═══ Ausgewählter Auszug ═══

Mittwoch, 19. März 2003, 18:36 Uhr
Nordhausen (nnz). Die Gesellschafter der Theater Nordhausen/Loh-Orchester Sondershausen GmbH und die Theater-Geschäftsführung haben heute beschlossen, den Kinderzirkus „Zappelini“ mit jährlich 12.000 Euro zu unterstützen, um damit sein Bestehen zu sichern. Und. Es gibt bereits zahlreiche Bewerber für die Nachfolge der jetzigen Intendantin. Mehr Infos dazu wie immer mit einem Klick auf MEHR.


„Mit diesem Geld ist längerfristig eine halbe Stelle der Zirkusleitung finanziert; das Geld für eine weitere Viertel-Stelle soll durch Fördermittel und - falls nötig ­ durch Zahlungen aus der Nordhäuser Stadtkasse gesichert werden“, sagte Nordhausens Oberbürgermeisterin Barbara Rinke, die gemeinsam mit Bürgermeister Klaus Wahlbuhl, dem Aufsichtsratsvorsitzenden der Theter GmbH, zur Sitzung in das Landratsamt nach Sondershausen gefahren war.

Man habe sich mit den anderen Trägern ­ Stadt Sondershausen, Landkreis Nordhausen und Kyffhäuserkreis - zugleich geeinigt, dass der Förderverein des Kinder- und Jugendtheaters künftig der Träger des Kinderzirkus sein könne und die Fördermittel beantragen werde. „Trotz dieser finanziellen Hilfe braucht der Zirkus natürlich von vielen Seiten weiter Unterstützung ­ vor allem vom Publikum“, sagte die Oberbürgermeisterin.

═══ Bereitgestellte Daten ═══

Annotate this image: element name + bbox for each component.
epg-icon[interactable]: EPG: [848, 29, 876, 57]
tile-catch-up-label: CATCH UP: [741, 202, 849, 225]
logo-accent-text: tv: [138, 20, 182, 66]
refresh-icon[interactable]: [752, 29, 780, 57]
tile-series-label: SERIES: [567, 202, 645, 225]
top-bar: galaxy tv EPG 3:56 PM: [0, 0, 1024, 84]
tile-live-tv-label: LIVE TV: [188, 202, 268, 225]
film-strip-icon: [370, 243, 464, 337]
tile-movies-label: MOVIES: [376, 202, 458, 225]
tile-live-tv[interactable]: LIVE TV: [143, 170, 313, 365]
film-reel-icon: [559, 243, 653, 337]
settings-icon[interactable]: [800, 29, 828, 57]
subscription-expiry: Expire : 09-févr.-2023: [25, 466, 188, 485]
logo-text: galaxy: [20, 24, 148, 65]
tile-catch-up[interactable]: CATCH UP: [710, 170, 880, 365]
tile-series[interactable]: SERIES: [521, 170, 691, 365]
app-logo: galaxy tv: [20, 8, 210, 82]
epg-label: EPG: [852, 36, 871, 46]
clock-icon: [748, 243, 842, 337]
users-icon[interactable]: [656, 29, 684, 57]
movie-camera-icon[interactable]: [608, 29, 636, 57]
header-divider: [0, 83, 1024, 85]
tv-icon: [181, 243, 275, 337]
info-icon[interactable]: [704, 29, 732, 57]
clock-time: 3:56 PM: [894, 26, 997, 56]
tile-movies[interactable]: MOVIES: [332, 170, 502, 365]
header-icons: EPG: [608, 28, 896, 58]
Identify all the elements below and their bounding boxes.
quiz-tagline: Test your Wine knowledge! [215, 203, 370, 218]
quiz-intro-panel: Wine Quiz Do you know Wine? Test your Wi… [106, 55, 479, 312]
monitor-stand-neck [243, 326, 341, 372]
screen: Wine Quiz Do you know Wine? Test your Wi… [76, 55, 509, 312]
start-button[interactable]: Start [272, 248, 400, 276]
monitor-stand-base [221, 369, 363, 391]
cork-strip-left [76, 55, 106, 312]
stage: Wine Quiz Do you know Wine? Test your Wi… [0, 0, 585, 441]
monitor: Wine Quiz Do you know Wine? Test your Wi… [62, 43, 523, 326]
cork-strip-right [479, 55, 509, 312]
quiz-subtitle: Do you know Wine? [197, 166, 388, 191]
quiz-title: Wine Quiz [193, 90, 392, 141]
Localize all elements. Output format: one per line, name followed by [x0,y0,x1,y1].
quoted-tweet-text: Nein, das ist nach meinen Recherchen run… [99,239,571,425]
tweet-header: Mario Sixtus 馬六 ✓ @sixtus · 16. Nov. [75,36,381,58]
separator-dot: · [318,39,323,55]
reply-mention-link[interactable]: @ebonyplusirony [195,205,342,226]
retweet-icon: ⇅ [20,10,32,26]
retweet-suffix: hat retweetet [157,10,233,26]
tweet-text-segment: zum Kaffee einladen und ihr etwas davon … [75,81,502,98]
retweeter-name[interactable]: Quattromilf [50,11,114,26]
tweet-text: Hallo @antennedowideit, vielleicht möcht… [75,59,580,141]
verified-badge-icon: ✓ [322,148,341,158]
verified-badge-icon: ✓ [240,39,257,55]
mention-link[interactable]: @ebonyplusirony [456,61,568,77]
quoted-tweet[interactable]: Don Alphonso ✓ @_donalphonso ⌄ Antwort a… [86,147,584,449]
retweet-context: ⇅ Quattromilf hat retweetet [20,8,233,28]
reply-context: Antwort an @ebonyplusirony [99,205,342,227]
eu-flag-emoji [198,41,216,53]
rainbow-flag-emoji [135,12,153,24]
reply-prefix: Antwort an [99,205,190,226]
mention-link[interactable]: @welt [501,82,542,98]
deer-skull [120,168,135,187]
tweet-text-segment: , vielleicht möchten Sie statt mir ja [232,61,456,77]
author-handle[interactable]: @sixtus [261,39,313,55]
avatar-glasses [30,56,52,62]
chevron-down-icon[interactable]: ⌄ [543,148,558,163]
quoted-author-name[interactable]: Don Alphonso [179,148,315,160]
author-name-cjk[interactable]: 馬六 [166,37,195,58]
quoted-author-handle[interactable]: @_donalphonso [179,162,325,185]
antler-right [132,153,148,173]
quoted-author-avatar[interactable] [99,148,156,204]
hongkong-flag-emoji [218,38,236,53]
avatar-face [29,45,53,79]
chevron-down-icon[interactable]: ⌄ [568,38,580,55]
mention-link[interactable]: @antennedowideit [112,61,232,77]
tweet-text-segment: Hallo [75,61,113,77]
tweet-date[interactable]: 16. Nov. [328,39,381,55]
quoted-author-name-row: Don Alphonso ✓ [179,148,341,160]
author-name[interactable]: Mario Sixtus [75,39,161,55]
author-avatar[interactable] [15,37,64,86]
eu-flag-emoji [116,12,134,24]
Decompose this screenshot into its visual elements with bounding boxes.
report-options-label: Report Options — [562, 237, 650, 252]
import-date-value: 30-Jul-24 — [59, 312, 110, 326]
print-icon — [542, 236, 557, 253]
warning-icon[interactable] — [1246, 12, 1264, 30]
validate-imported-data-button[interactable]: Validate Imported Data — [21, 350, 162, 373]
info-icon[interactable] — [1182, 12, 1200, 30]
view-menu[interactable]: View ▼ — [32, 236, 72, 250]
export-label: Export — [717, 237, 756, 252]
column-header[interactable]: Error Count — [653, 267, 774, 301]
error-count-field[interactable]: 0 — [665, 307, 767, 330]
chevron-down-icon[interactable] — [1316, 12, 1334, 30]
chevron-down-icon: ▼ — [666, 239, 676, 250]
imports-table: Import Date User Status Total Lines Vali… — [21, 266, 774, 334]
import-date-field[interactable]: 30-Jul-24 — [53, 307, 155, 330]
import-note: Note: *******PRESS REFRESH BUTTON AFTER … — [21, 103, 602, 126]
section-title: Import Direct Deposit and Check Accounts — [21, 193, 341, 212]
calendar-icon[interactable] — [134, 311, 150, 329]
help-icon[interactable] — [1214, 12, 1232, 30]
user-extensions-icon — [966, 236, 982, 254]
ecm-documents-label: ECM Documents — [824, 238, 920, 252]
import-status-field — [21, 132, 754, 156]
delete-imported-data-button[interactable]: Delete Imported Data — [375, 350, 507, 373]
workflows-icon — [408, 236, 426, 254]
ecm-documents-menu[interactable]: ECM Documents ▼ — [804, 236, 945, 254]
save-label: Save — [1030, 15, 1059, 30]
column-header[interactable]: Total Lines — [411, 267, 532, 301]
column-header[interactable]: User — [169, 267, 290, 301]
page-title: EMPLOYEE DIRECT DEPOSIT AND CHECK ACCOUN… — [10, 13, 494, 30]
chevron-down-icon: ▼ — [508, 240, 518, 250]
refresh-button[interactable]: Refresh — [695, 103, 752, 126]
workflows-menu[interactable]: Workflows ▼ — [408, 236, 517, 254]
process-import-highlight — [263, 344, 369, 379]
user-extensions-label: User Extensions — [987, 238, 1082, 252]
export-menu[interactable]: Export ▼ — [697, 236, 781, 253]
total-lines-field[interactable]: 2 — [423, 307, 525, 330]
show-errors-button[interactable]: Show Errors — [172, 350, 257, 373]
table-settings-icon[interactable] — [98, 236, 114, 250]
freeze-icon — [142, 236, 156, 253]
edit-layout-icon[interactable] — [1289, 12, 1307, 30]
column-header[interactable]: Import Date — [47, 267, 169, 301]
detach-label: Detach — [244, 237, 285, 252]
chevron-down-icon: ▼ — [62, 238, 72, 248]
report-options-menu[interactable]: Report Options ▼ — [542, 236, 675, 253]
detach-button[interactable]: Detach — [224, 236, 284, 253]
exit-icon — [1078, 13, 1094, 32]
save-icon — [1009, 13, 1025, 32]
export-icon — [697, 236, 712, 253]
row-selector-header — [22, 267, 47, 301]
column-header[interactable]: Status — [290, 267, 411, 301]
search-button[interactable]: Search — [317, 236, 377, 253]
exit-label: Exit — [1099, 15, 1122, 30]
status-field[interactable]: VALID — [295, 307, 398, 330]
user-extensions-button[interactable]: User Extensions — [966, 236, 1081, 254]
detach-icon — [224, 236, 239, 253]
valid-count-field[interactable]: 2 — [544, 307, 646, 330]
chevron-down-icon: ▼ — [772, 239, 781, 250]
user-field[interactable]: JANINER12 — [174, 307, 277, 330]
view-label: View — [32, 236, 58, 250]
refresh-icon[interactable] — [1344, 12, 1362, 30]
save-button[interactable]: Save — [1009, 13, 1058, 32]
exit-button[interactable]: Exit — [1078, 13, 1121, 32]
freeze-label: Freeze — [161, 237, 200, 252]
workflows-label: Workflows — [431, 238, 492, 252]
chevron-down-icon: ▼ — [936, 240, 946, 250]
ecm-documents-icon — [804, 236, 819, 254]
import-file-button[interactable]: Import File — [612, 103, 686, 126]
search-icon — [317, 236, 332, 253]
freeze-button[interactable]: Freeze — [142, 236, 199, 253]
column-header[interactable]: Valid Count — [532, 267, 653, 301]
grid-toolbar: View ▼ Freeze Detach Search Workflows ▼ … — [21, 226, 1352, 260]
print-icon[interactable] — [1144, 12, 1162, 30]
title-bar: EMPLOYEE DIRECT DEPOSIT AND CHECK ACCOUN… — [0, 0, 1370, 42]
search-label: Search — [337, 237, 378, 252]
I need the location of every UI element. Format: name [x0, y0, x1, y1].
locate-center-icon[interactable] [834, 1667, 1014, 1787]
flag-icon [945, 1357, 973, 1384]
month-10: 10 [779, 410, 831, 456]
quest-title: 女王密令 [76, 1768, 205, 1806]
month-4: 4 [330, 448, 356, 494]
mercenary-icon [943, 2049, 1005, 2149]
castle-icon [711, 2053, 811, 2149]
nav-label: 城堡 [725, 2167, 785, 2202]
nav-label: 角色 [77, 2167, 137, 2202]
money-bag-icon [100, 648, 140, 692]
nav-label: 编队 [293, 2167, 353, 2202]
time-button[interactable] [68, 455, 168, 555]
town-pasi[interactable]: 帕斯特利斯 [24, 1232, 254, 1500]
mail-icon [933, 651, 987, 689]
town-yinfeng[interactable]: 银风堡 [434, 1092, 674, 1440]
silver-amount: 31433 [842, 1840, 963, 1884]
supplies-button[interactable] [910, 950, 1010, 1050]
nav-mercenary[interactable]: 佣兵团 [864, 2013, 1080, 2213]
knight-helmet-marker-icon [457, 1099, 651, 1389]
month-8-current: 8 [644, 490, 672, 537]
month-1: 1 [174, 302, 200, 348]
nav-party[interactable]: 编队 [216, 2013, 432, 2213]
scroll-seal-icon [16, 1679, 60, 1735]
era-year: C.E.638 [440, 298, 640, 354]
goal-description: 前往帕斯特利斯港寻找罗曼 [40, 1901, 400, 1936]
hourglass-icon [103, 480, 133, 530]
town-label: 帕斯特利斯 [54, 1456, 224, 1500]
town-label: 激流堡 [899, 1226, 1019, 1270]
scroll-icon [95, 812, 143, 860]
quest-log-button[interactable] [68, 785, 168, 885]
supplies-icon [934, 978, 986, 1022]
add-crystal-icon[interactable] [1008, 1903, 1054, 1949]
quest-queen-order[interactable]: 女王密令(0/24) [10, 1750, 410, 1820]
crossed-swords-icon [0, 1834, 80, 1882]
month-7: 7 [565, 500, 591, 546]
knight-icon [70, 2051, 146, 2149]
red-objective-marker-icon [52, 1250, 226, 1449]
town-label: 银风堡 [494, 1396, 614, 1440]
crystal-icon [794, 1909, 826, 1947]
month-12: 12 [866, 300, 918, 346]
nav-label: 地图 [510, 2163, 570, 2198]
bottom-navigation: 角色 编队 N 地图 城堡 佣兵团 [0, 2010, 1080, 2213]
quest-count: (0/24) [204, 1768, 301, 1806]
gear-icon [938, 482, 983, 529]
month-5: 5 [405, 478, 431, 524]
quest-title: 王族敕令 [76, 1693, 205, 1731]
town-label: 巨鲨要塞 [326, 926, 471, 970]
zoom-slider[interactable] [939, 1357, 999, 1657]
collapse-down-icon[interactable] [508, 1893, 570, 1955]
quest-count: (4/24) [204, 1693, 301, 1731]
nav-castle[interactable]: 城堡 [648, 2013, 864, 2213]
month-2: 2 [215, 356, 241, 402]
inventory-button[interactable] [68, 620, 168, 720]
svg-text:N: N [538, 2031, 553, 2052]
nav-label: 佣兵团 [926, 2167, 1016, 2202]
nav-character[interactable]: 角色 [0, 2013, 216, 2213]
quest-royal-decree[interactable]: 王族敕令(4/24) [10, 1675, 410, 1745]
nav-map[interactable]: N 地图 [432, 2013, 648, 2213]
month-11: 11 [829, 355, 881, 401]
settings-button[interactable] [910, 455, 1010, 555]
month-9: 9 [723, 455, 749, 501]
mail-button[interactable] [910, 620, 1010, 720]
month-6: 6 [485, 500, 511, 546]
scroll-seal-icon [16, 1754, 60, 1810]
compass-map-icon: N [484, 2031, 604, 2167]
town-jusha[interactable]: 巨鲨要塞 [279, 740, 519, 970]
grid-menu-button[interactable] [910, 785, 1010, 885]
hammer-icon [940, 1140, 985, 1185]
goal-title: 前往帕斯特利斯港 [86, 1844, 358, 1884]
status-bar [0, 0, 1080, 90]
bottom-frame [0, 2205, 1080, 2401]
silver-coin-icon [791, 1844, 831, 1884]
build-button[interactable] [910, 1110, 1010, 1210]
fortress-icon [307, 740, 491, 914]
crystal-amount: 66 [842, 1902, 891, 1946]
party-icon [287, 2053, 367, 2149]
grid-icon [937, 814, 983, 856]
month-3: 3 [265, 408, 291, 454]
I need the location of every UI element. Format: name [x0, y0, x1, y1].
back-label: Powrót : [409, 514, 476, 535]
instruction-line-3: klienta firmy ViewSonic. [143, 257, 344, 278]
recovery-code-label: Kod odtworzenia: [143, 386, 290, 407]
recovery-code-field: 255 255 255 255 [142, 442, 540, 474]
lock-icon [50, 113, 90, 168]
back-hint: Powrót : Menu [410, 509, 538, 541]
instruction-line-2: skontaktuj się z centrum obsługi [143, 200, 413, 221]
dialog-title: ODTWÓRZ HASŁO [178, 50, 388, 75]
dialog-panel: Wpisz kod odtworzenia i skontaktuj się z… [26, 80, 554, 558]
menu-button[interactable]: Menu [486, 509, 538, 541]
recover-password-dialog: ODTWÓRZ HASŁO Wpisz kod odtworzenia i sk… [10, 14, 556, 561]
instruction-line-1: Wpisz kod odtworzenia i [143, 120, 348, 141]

═══

▸ Aufgaben zum Text
1 - Schreiben Sie den Auszug von „Man habe sich“ bis einschließlich „sagte die Oberbürgermeisterin.“ wortgetreu ab.
2 - Beantworten Sie anhand des Auszugs die folgenden Fragen:
(a) Mit welchem jährlichen Betrag soll der Kinderzirkus „Zappelini“ unterstützt werden?
(b) Wohin fuhr Oberbürgermeisterin Barbara Rinke zur Sitzung?
(c) Wer soll künftig Träger des Kinderzirkus sein können?
3 - Fassen Sie den Auszug in zwei Sätzen zusammen.
Die Daten werden für die Bearbeitung nicht benötigt.

▸ Antworten je Aufgabe
1 -
Man habe sich mit den anderen Trägern ­ Stadt Sondershausen, Landkreis Nordhausen und Kyffhäuserkreis - zugleich geeinigt, dass der Förderverein des Kinder- und Jugendtheaters künftig der Träger des Kinderzirkus sein könne und die Fördermittel beantragen werde. „Trotz dieser finanziellen Hilfe braucht der Zirkus natürlich von vielen Seiten weiter Unterstützung ­ vor allem vom Publikum“, sagte die Oberbürgermeisterin.

2 -
(a) Mit 12.000 Euro.
(b) In das Landratsamt nach Sondershausen.
(c) Der Förderverein des Kinder- und Jugendtheaters.

3 - Die Gesellschafter der Theater Nordhausen/Loh-Orchester Sondershausen GmbH und die Theater-Geschäftsführung haben beschlossen, den Kinderzirkus „Zappelini“ jährlich mit 12.000 Euro zu unterstützen, womit längerfristig eine halbe Stelle der Zirkusleitung finanziert ist. Zugleich einigte man sich mit den anderen Trägern darauf, dass der Förderverein des Kinder- und Jugendtheaters künftig Träger des Kinderzirkus sein könne und die Fördermittel beantragen werde.